> _YOUR INSTRUCTIONS_
Write out the listing below without alteration, omitting its pictures.

Figure dataset records
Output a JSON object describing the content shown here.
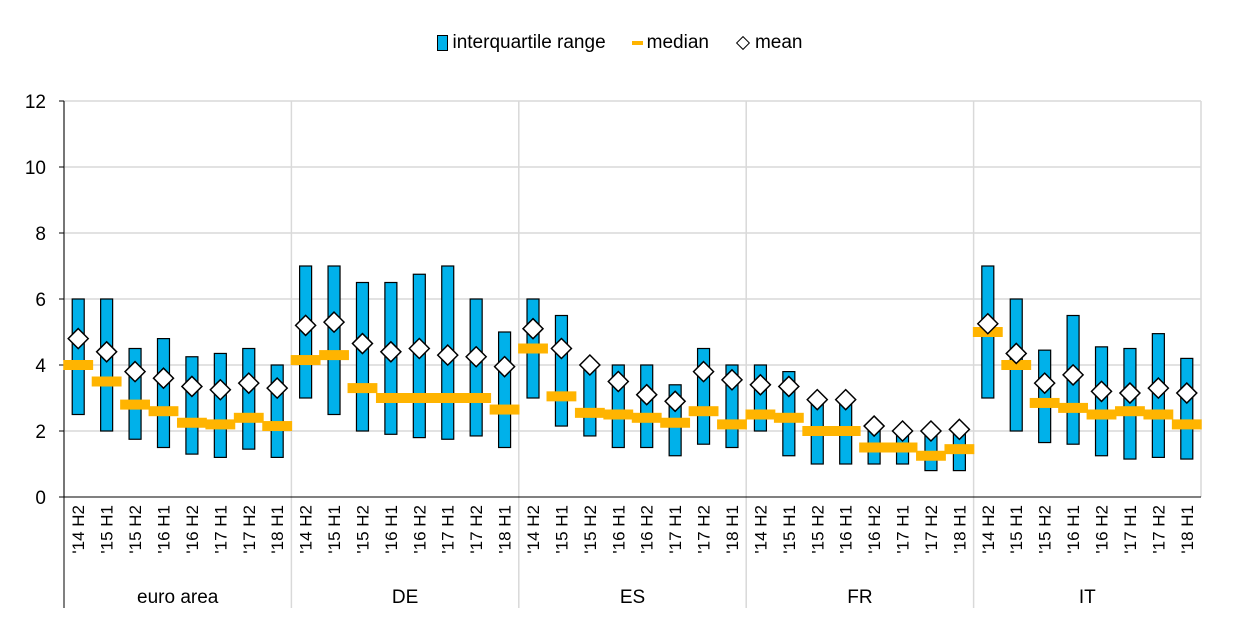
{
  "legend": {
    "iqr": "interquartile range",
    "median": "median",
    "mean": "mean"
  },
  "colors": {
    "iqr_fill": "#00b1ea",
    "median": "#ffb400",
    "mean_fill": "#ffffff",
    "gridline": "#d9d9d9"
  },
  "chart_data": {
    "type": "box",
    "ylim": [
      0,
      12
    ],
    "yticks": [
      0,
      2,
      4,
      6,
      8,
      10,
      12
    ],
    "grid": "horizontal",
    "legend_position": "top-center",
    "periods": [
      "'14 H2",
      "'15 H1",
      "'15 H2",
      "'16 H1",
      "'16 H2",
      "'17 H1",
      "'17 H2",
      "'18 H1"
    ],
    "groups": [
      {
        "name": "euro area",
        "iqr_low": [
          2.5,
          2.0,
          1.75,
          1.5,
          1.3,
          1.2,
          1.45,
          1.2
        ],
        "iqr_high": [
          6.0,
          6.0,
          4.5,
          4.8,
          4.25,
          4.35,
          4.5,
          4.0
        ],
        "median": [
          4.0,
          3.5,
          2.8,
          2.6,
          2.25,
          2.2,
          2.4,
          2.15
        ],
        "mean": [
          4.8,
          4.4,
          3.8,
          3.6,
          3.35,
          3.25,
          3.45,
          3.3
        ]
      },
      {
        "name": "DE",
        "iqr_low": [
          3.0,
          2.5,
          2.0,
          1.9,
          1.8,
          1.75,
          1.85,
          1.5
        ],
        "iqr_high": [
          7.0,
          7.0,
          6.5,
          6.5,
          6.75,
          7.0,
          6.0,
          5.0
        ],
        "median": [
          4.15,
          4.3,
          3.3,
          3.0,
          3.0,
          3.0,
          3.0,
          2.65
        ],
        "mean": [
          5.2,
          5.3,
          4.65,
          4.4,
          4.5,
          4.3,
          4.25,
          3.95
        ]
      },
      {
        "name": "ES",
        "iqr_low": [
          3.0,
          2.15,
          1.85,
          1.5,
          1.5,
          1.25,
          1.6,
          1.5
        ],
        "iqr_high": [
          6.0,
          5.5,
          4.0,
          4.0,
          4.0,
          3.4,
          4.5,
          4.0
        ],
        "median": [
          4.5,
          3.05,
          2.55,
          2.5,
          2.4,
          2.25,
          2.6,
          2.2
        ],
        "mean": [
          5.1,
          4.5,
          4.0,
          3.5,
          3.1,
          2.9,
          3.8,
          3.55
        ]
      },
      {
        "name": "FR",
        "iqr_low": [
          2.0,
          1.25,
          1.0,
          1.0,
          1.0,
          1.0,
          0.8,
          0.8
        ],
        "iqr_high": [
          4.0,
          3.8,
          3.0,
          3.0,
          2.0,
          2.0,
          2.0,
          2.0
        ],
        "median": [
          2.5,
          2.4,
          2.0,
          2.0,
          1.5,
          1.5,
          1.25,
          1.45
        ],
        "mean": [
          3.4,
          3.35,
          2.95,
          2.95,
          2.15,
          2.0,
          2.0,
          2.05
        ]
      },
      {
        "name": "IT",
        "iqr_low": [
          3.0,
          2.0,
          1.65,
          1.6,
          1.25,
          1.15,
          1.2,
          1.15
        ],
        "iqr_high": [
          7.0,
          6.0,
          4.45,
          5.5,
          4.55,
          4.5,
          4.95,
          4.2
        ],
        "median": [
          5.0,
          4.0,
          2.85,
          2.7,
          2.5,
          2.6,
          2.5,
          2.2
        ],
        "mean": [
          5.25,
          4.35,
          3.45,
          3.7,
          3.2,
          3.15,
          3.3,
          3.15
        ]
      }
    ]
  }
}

> _TASK RESULT_
Output a JSON object describing the content shown here.
{
  "legend": {
    "iqr": "interquartile range",
    "median": "median",
    "mean": "mean"
  },
  "colors": {
    "iqr_fill": "#00b1ea",
    "median": "#ffb400",
    "mean_fill": "#ffffff",
    "gridline": "#d9d9d9"
  },
  "chart_data": {
    "type": "box",
    "ylim": [
      0,
      12
    ],
    "yticks": [
      0,
      2,
      4,
      6,
      8,
      10,
      12
    ],
    "grid": "horizontal",
    "legend_position": "top-center",
    "periods": [
      "'14 H2",
      "'15 H1",
      "'15 H2",
      "'16 H1",
      "'16 H2",
      "'17 H1",
      "'17 H2",
      "'18 H1"
    ],
    "groups": [
      {
        "name": "euro area",
        "iqr_low": [
          2.5,
          2.0,
          1.75,
          1.5,
          1.3,
          1.2,
          1.45,
          1.2
        ],
        "iqr_high": [
          6.0,
          6.0,
          4.5,
          4.8,
          4.25,
          4.35,
          4.5,
          4.0
        ],
        "median": [
          4.0,
          3.5,
          2.8,
          2.6,
          2.25,
          2.2,
          2.4,
          2.15
        ],
        "mean": [
          4.8,
          4.4,
          3.8,
          3.6,
          3.35,
          3.25,
          3.45,
          3.3
        ]
      },
      {
        "name": "DE",
        "iqr_low": [
          3.0,
          2.5,
          2.0,
          1.9,
          1.8,
          1.75,
          1.85,
          1.5
        ],
        "iqr_high": [
          7.0,
          7.0,
          6.5,
          6.5,
          6.75,
          7.0,
          6.0,
          5.0
        ],
        "median": [
          4.15,
          4.3,
          3.3,
          3.0,
          3.0,
          3.0,
          3.0,
          2.65
        ],
        "mean": [
          5.2,
          5.3,
          4.65,
          4.4,
          4.5,
          4.3,
          4.25,
          3.95
        ]
      },
      {
        "name": "ES",
        "iqr_low": [
          3.0,
          2.15,
          1.85,
          1.5,
          1.5,
          1.25,
          1.6,
          1.5
        ],
        "iqr_high": [
          6.0,
          5.5,
          4.0,
          4.0,
          4.0,
          3.4,
          4.5,
          4.0
        ],
        "median": [
          4.5,
          3.05,
          2.55,
          2.5,
          2.4,
          2.25,
          2.6,
          2.2
        ],
        "mean": [
          5.1,
          4.5,
          4.0,
          3.5,
          3.1,
          2.9,
          3.8,
          3.55
        ]
      },
      {
        "name": "FR",
        "iqr_low": [
          2.0,
          1.25,
          1.0,
          1.0,
          1.0,
          1.0,
          0.8,
          0.8
        ],
        "iqr_high": [
          4.0,
          3.8,
          3.0,
          3.0,
          2.0,
          2.0,
          2.0,
          2.0
        ],
        "median": [
          2.5,
          2.4,
          2.0,
          2.0,
          1.5,
          1.5,
          1.25,
          1.45
        ],
        "mean": [
          3.4,
          3.35,
          2.95,
          2.95,
          2.15,
          2.0,
          2.0,
          2.05
        ]
      },
      {
        "name": "IT",
        "iqr_low": [
          3.0,
          2.0,
          1.65,
          1.6,
          1.25,
          1.15,
          1.2,
          1.15
        ],
        "iqr_high": [
          7.0,
          6.0,
          4.45,
          5.5,
          4.55,
          4.5,
          4.95,
          4.2
        ],
        "median": [
          5.0,
          4.0,
          2.85,
          2.7,
          2.5,
          2.6,
          2.5,
          2.2
        ],
        "mean": [
          5.25,
          4.35,
          3.45,
          3.7,
          3.2,
          3.15,
          3.3,
          3.15
        ]
      }
    ]
  }
}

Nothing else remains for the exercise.